(Saved entries)
______

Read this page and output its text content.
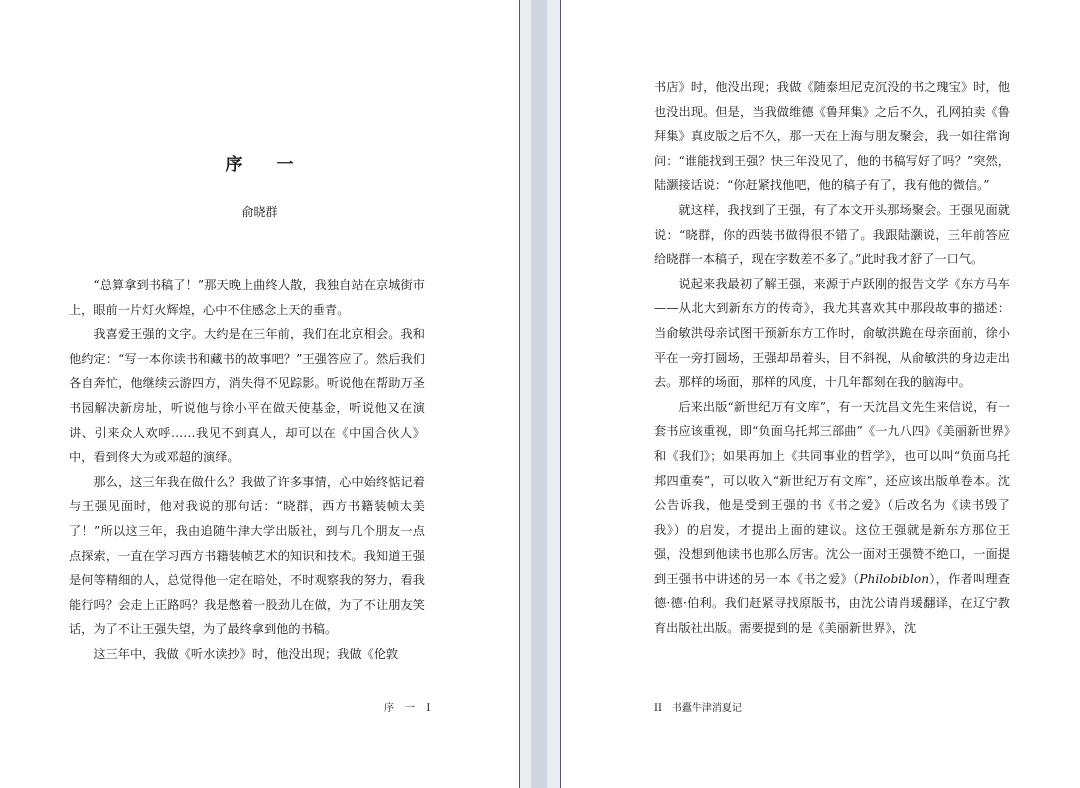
序 一
俞晓群

“总算拿到书稿了！”那天晚上曲终人散，我独自站在京城街市上，眼前一片灯火辉煌，心中不住感念上天的垂青。

我喜爱王强的文字。大约是在三年前，我们在北京相会。我和他约定：“写一本你读书和藏书的故事吧？”王强答应了。然后我们各自奔忙，他继续云游四方，消失得不见踪影。听说他在帮助万圣书园解决新房址，听说他与徐小平在做天使基金，听说他又在演讲、引来众人欢呼……我见不到真人，却可以在《中国合伙人》中，看到佟大为或邓超的演绎。

那么，这三年我在做什么？我做了许多事情，心中始终惦记着与王强见面时，他对我说的那句话：“晓群，西方书籍装帧太美了！”所以这三年，我由追随牛津大学出版社，到与几个朋友一点点探索，一直在学习西方书籍装帧艺术的知识和技术。我知道王强是何等精细的人，总觉得他一定在暗处，不时观察我的努力，看我能行吗？会走上正路吗？我是憋着一股劲儿在做，为了不让朋友笑话，为了不让王强失望，为了最终拿到他的书稿。

这三年中，我做《听水读抄》时，他没出现；我做《伦敦

序 一 I

书店》时，他没出现；我做《随泰坦尼克沉没的书之瑰宝》时，他也没出现。但是，当我做维德《鲁拜集》之后不久，孔网拍卖《鲁拜集》真皮版之后不久，那一天在上海与朋友聚会，我一如往常询问：“谁能找到王强？快三年没见了，他的书稿写好了吗？”突然，陆灏接话说：“你赶紧找他吧，他的稿子有了，我有他的微信。”

就这样，我找到了王强，有了本文开头那场聚会。王强见面就说：“晓群，你的西装书做得很不错了。我跟陆灏说，三年前答应给晓群一本稿子，现在字数差不多了。”此时我才舒了一口气。

说起来我最初了解王强，来源于卢跃刚的报告文学《东方马车——从北大到新东方的传奇》，我尤其喜欢其中那段故事的描述：当俞敏洪母亲试图干预新东方工作时，俞敏洪跪在母亲面前，徐小平在一旁打圆场，王强却昂着头，目不斜视，从俞敏洪的身边走出去。那样的场面，那样的风度，十几年都刻在我的脑海中。

后来出版“新世纪万有文库”，有一天沈昌文先生来信说，有一套书应该重视，即“负面乌托邦三部曲”《一九八四》《美丽新世界》和《我们》；如果再加上《共同事业的哲学》，也可以叫“负面乌托邦四重奏”，可以收入“新世纪万有文库”，还应该出版单卷本。沈公告诉我，他是受到王强的书《书之爱》（后改名为《读书毁了我》）的启发，才提出上面的建议。这位王强就是新东方那位王强，没想到他读书也那么厉害。沈公一面对王强赞不绝口，一面提到王强书中讲述的另一本《书之爱》（Philobiblon），作者叫理查德·德·伯利。我们赶紧寻找原版书，由沈公请肖瑗翻译，在辽宁教育出版社出版。需要提到的是《美丽新世界》，沈

II 书蠹牛津消夏记
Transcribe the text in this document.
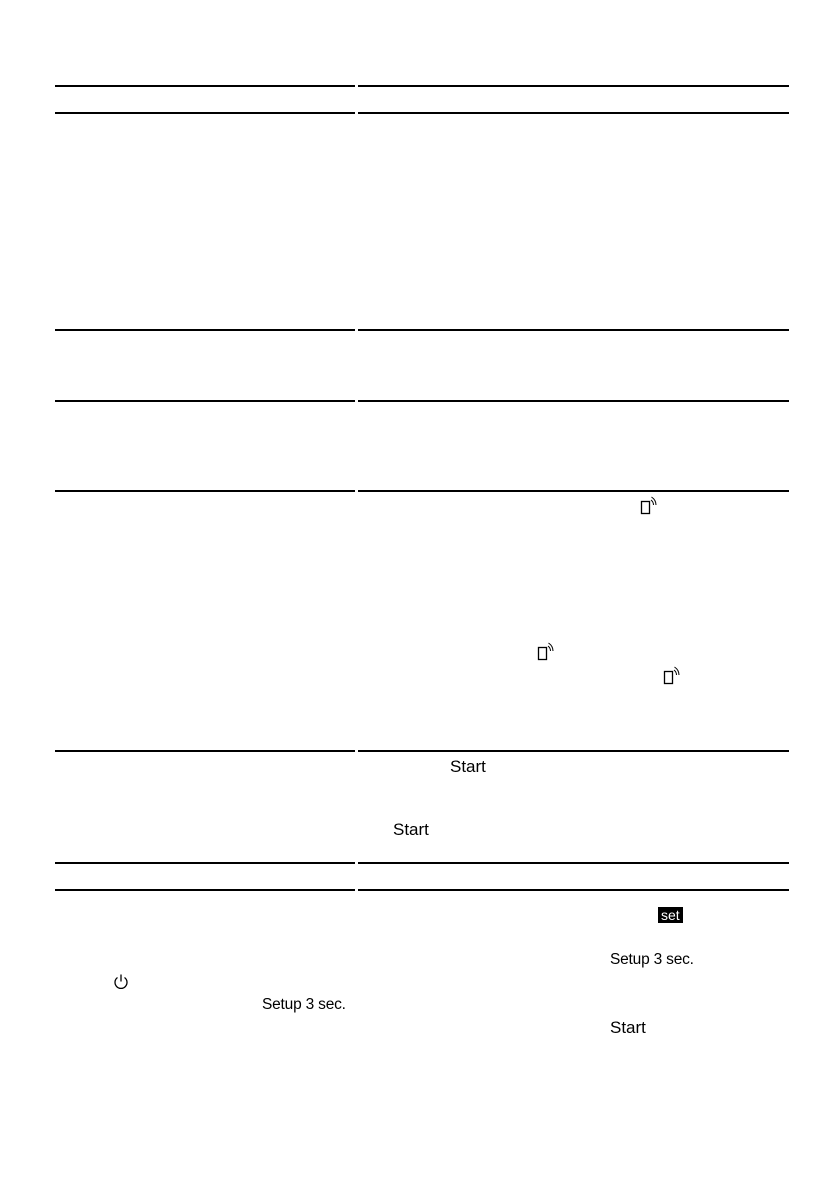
Start
Start
set
Setup 3 sec.
Setup 3 sec.
Start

______

[Set exercise]
Above are the records. Identify each line that contains the word "他没出现".

[Response]
这三年中，我做《听水读抄》时，他没出现；我做《伦敦
书店》时，他没出现；我做《随泰坦尼克沉没的书之瑰宝》时，他也没出现。但是，当我做维德《鲁拜集》之后不久，孔网拍卖《鲁拜集》真皮版之后不久，那一天在上海与朋友聚会，我一如往常询问：“谁能找到王强？快三年没见了，他的书稿写好了吗？”突然，陆灏接话说：“你赶紧找他吧，他的稿子有了，我有他的微信。”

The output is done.